◆ Exercise requirements:
How many of the lines contain the string "xlabel"? Give the number, with no other words.

◆ Dataset excerpts:
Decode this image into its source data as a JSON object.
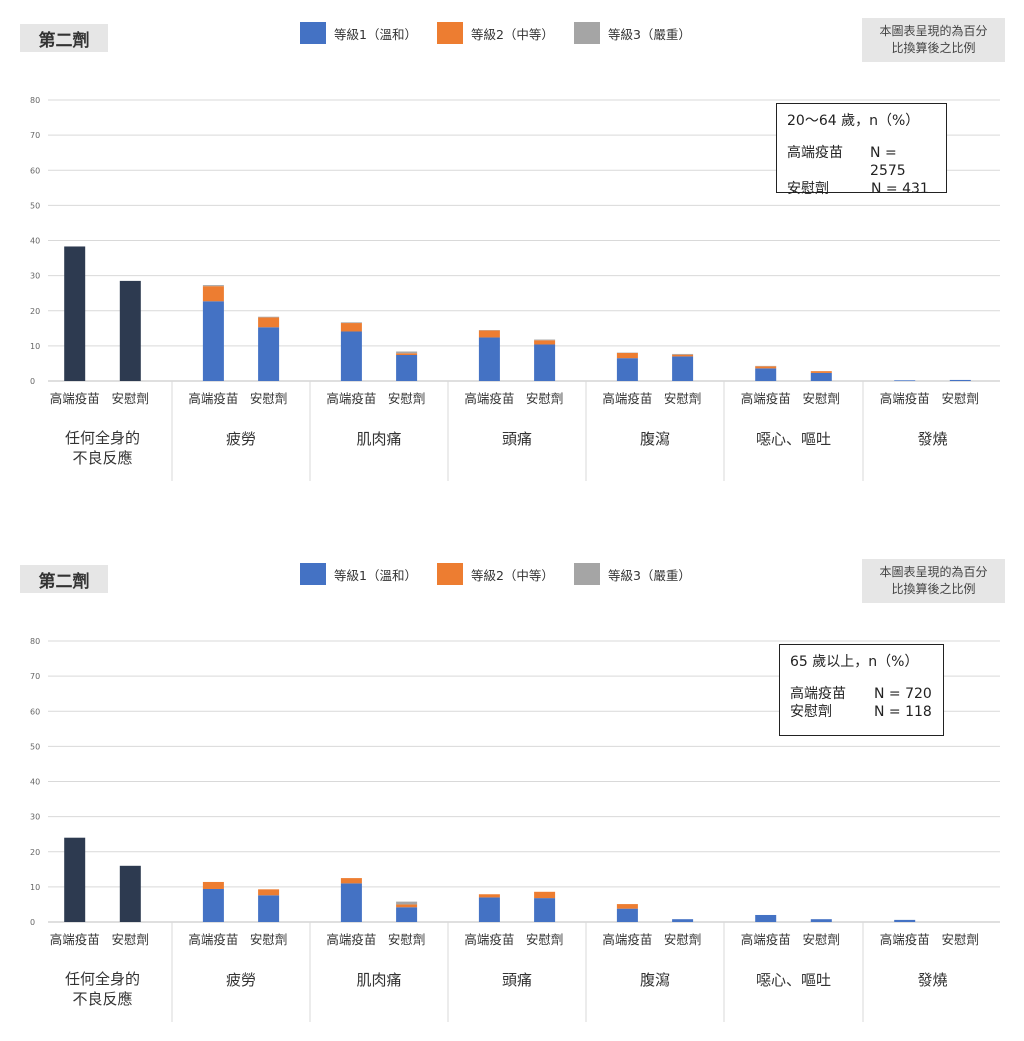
{
  "colors": {
    "grade1": "#4472c4",
    "grade2": "#ed7d31",
    "grade3": "#a5a5a5",
    "any": "#2d3a50",
    "grid": "#d9d9d9",
    "text": "#333333"
  },
  "legend": [
    {
      "label": "等級1（溫和）",
      "color": "#4472c4"
    },
    {
      "label": "等級2（中等）",
      "color": "#ed7d31"
    },
    {
      "label": "等級3（嚴重）",
      "color": "#a5a5a5"
    }
  ],
  "note_lines": [
    "本圖表呈現的為百分",
    "比換算後之比例"
  ],
  "panels": [
    {
      "dose": "第二劑",
      "info": {
        "title": "20～64 歲，n（%）",
        "rows": [
          {
            "label": "高端疫苗",
            "value": "N = 2575"
          },
          {
            "label": "安慰劑",
            "value": "N = 431"
          }
        ]
      }
    },
    {
      "dose": "第二劑",
      "info": {
        "title": "65 歲以上，n（%）",
        "rows": [
          {
            "label": "高端疫苗",
            "value": "N = 720"
          },
          {
            "label": "安慰劑",
            "value": "N = 118"
          }
        ]
      }
    }
  ],
  "chart_data": [
    {
      "type": "bar",
      "stacked": true,
      "ylim": [
        0,
        80
      ],
      "yticks": [
        0,
        10,
        20,
        30,
        40,
        50,
        60,
        70,
        80
      ],
      "grid": true,
      "groups": [
        "任何全身的\n不良反應",
        "疲勞",
        "肌肉痛",
        "頭痛",
        "腹瀉",
        "噁心、嘔吐",
        "發燒"
      ],
      "bar_labels": [
        "高端疫苗",
        "安慰劑"
      ],
      "bars": [
        {
          "group": 0,
          "label": "高端疫苗",
          "total": 38.3
        },
        {
          "group": 0,
          "label": "安慰劑",
          "total": 28.5
        },
        {
          "group": 1,
          "label": "高端疫苗",
          "g1": 22.7,
          "g2": 4.3,
          "g3": 0.3
        },
        {
          "group": 1,
          "label": "安慰劑",
          "g1": 15.3,
          "g2": 2.8,
          "g3": 0.2
        },
        {
          "group": 2,
          "label": "高端疫苗",
          "g1": 14.1,
          "g2": 2.4,
          "g3": 0.2
        },
        {
          "group": 2,
          "label": "安慰劑",
          "g1": 7.4,
          "g2": 0.5,
          "g3": 0.5
        },
        {
          "group": 3,
          "label": "高端疫苗",
          "g1": 12.4,
          "g2": 2.0,
          "g3": 0.1
        },
        {
          "group": 3,
          "label": "安慰劑",
          "g1": 10.4,
          "g2": 1.2,
          "g3": 0.2
        },
        {
          "group": 4,
          "label": "高端疫苗",
          "g1": 6.5,
          "g2": 1.5,
          "g3": 0.1
        },
        {
          "group": 4,
          "label": "安慰劑",
          "g1": 7.0,
          "g2": 0.5,
          "g3": 0.2
        },
        {
          "group": 5,
          "label": "高端疫苗",
          "g1": 3.6,
          "g2": 0.6,
          "g3": 0.1
        },
        {
          "group": 5,
          "label": "安慰劑",
          "g1": 2.3,
          "g2": 0.5,
          "g3": 0.0
        },
        {
          "group": 6,
          "label": "高端疫苗",
          "g1": 0.2,
          "g2": 0.0,
          "g3": 0.0
        },
        {
          "group": 6,
          "label": "安慰劑",
          "g1": 0.3,
          "g2": 0.0,
          "g3": 0.0
        }
      ]
    },
    {
      "type": "bar",
      "stacked": true,
      "ylim": [
        0,
        80
      ],
      "yticks": [
        0,
        10,
        20,
        30,
        40,
        50,
        60,
        70,
        80
      ],
      "grid": true,
      "groups": [
        "任何全身的\n不良反應",
        "疲勞",
        "肌肉痛",
        "頭痛",
        "腹瀉",
        "噁心、嘔吐",
        "發燒"
      ],
      "bar_labels": [
        "高端疫苗",
        "安慰劑"
      ],
      "bars": [
        {
          "group": 0,
          "label": "高端疫苗",
          "total": 24.0
        },
        {
          "group": 0,
          "label": "安慰劑",
          "total": 16.0
        },
        {
          "group": 1,
          "label": "高端疫苗",
          "g1": 9.4,
          "g2": 2.0,
          "g3": 0.0
        },
        {
          "group": 1,
          "label": "安慰劑",
          "g1": 7.6,
          "g2": 1.7,
          "g3": 0.0
        },
        {
          "group": 2,
          "label": "高端疫苗",
          "g1": 11.0,
          "g2": 1.5,
          "g3": 0.0
        },
        {
          "group": 2,
          "label": "安慰劑",
          "g1": 4.2,
          "g2": 0.8,
          "g3": 0.8
        },
        {
          "group": 3,
          "label": "高端疫苗",
          "g1": 7.0,
          "g2": 0.9,
          "g3": 0.0
        },
        {
          "group": 3,
          "label": "安慰劑",
          "g1": 6.8,
          "g2": 1.8,
          "g3": 0.0
        },
        {
          "group": 4,
          "label": "高端疫苗",
          "g1": 3.8,
          "g2": 1.3,
          "g3": 0.0
        },
        {
          "group": 4,
          "label": "安慰劑",
          "g1": 0.8,
          "g2": 0.0,
          "g3": 0.0
        },
        {
          "group": 5,
          "label": "高端疫苗",
          "g1": 2.0,
          "g2": 0.0,
          "g3": 0.0
        },
        {
          "group": 5,
          "label": "安慰劑",
          "g1": 0.8,
          "g2": 0.0,
          "g3": 0.0
        },
        {
          "group": 6,
          "label": "高端疫苗",
          "g1": 0.6,
          "g2": 0.0,
          "g3": 0.0
        },
        {
          "group": 6,
          "label": "安慰劑",
          "g1": 0.0,
          "g2": 0.0,
          "g3": 0.0
        }
      ]
    }
  ]
}
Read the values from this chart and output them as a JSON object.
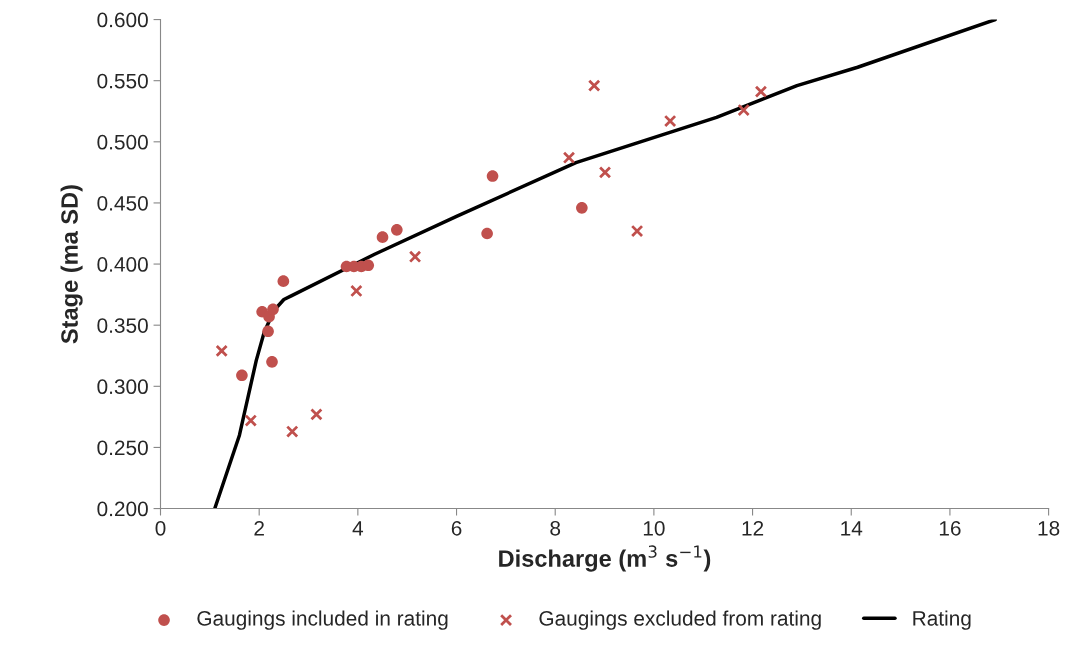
{
  "chart_data": {
    "type": "scatter",
    "xlabel": "Discharge (m$^{3}$ s$^{−1}$)",
    "ylabel": "Stage (ma SD)",
    "xlim": [
      0,
      18
    ],
    "xticks": [
      0,
      2,
      4,
      6,
      8,
      10,
      12,
      14,
      16,
      18
    ],
    "ylim": [
      0.2,
      0.6
    ],
    "yticks": [
      {
        "value": 0.2,
        "label": "0.200"
      },
      {
        "value": 0.25,
        "label": "0.250"
      },
      {
        "value": 0.3,
        "label": "0.300"
      },
      {
        "value": 0.35,
        "label": "0.350"
      },
      {
        "value": 0.4,
        "label": "0.400"
      },
      {
        "value": 0.45,
        "label": "0.450"
      },
      {
        "value": 0.5,
        "label": "0.500"
      },
      {
        "value": 0.55,
        "label": "0.550"
      },
      {
        "value": 0.6,
        "label": "0.600"
      }
    ],
    "grid": false,
    "legend": "bottom",
    "series": [
      {
        "name": "Gaugings included in rating",
        "marker": "circle",
        "color": "#c0504d",
        "x": [
          1.65,
          2.06,
          2.18,
          2.2,
          2.28,
          2.26,
          2.49,
          3.77,
          3.92,
          4.07,
          4.21,
          4.5,
          4.79,
          6.62,
          6.73,
          8.54
        ],
        "values": [
          0.309,
          0.361,
          0.345,
          0.357,
          0.363,
          0.32,
          0.386,
          0.398,
          0.398,
          0.398,
          0.399,
          0.422,
          0.428,
          0.425,
          0.472,
          0.446
        ]
      },
      {
        "name": "Gaugings excluded from rating",
        "marker": "cross",
        "color": "#c0504d",
        "x": [
          1.24,
          1.83,
          2.67,
          3.16,
          3.97,
          5.16,
          8.28,
          8.79,
          9.01,
          9.66,
          10.33,
          11.82,
          12.17
        ],
        "values": [
          0.329,
          0.272,
          0.263,
          0.277,
          0.378,
          0.406,
          0.487,
          0.546,
          0.475,
          0.427,
          0.517,
          0.526,
          0.541
        ]
      },
      {
        "name": "Rating",
        "type": "line",
        "marker": "none",
        "line_style": "solid",
        "color": "#000000",
        "x": [
          1.1,
          1.6,
          1.94,
          2.1,
          2.3,
          2.5,
          2.65,
          4.34,
          6.0,
          8.42,
          11.27,
          12.9,
          14.13,
          16.92
        ],
        "values": [
          0.2,
          0.26,
          0.321,
          0.344,
          0.362,
          0.371,
          0.374,
          0.408,
          0.439,
          0.483,
          0.52,
          0.546,
          0.561,
          0.6
        ]
      }
    ]
  }
}
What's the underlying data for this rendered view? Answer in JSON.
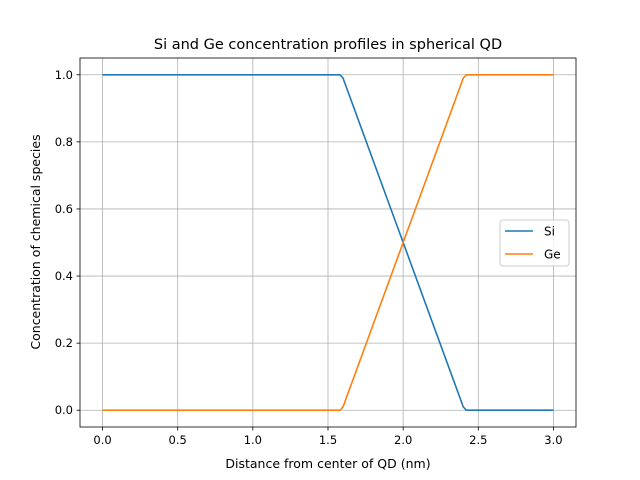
{
  "chart_data": {
    "type": "line",
    "title": "Si and Ge concentration profiles in spherical QD",
    "xlabel": "Distance from center of QD (nm)",
    "ylabel": "Concentration of chemical species",
    "xlim": [
      -0.15,
      3.15
    ],
    "ylim": [
      -0.05,
      1.05
    ],
    "xticks": [
      "0.0",
      "0.5",
      "1.0",
      "1.5",
      "2.0",
      "2.5",
      "3.0"
    ],
    "yticks": [
      "0.0",
      "0.2",
      "0.4",
      "0.6",
      "0.8",
      "1.0"
    ],
    "grid": true,
    "legend": "center-right",
    "series": [
      {
        "name": "Si",
        "color": "#1f77b4",
        "x": [
          0,
          1.58,
          1.6,
          2.0,
          2.4,
          2.42,
          3.0
        ],
        "y": [
          1,
          1,
          0.99,
          0.5,
          0.01,
          0,
          0
        ]
      },
      {
        "name": "Ge",
        "color": "#ff7f0e",
        "x": [
          0,
          1.58,
          1.6,
          2.0,
          2.4,
          2.42,
          3.0
        ],
        "y": [
          0,
          0,
          0.01,
          0.5,
          0.99,
          1,
          1
        ]
      }
    ]
  }
}
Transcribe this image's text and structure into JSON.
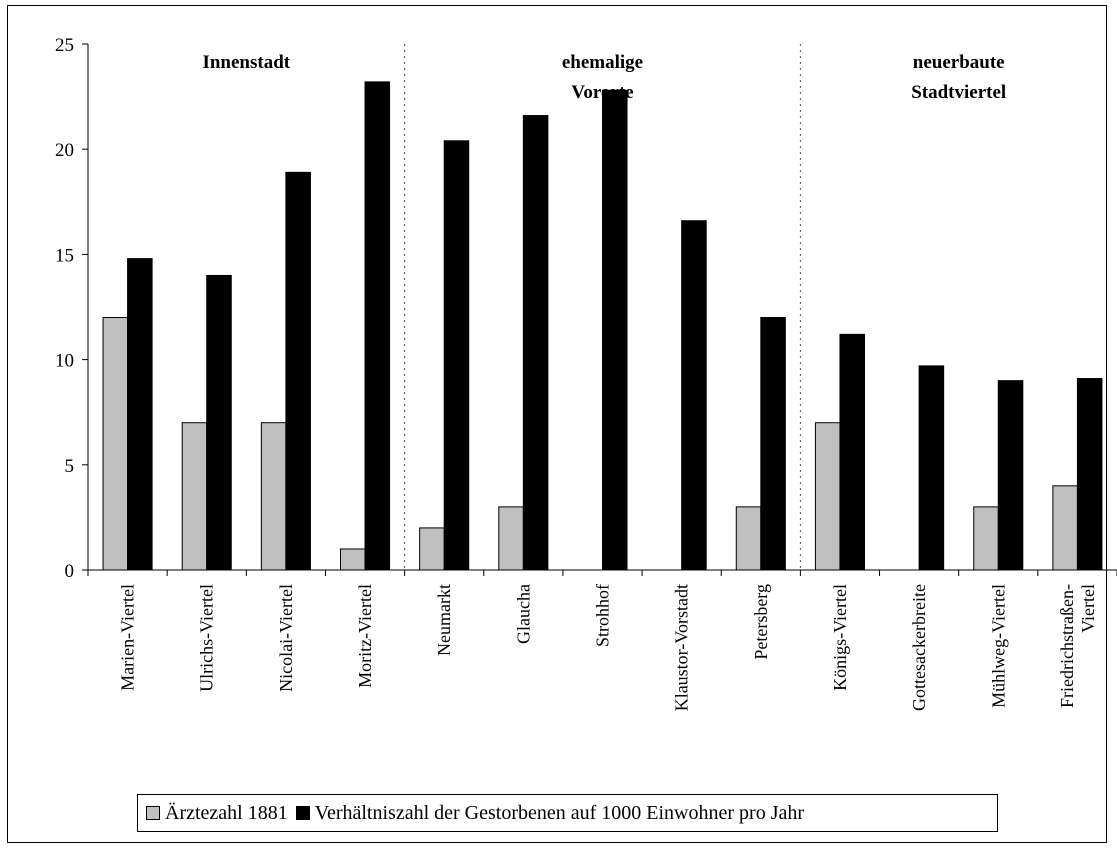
{
  "chart_data": {
    "type": "bar",
    "ylim": [
      0,
      25
    ],
    "yticks": [
      0,
      5,
      10,
      15,
      20,
      25
    ],
    "grid": false,
    "legend_position": "bottom",
    "categories": [
      [
        "Marien-Viertel"
      ],
      [
        "Ulrichs-Viertel"
      ],
      [
        "Nicolai-Viertel"
      ],
      [
        "Moritz-Viertel"
      ],
      [
        "Neumarkt"
      ],
      [
        "Glaucha"
      ],
      [
        "Strohhof"
      ],
      [
        "Klaustor-Vorstadt"
      ],
      [
        "Petersberg"
      ],
      [
        "Königs-Viertel"
      ],
      [
        "Gottesackerbreite"
      ],
      [
        "Mühlweg-Viertel"
      ],
      [
        "Friedrichstraßen-",
        "Viertel"
      ]
    ],
    "series": [
      {
        "name": "Ärztezahl 1881",
        "color": "#c0c0c0",
        "values": [
          12,
          7,
          7,
          1,
          2,
          3,
          0,
          0,
          3,
          7,
          0,
          3,
          4
        ]
      },
      {
        "name": "Verhältniszahl der Gestorbenen auf 1000 Einwohner pro Jahr",
        "color": "#000000",
        "values": [
          14.8,
          14.0,
          18.9,
          23.2,
          20.4,
          21.6,
          22.8,
          16.6,
          12.0,
          11.2,
          9.7,
          9.0,
          9.1
        ]
      }
    ],
    "groups": [
      {
        "lines": [
          "Innenstadt"
        ],
        "start": 0,
        "end": 3
      },
      {
        "lines": [
          "ehemalige",
          "Vororte"
        ],
        "start": 4,
        "end": 8
      },
      {
        "lines": [
          "neuerbaute",
          "Stadtviertel"
        ],
        "start": 9,
        "end": 12
      }
    ]
  }
}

◆ Answer to this exercise:
2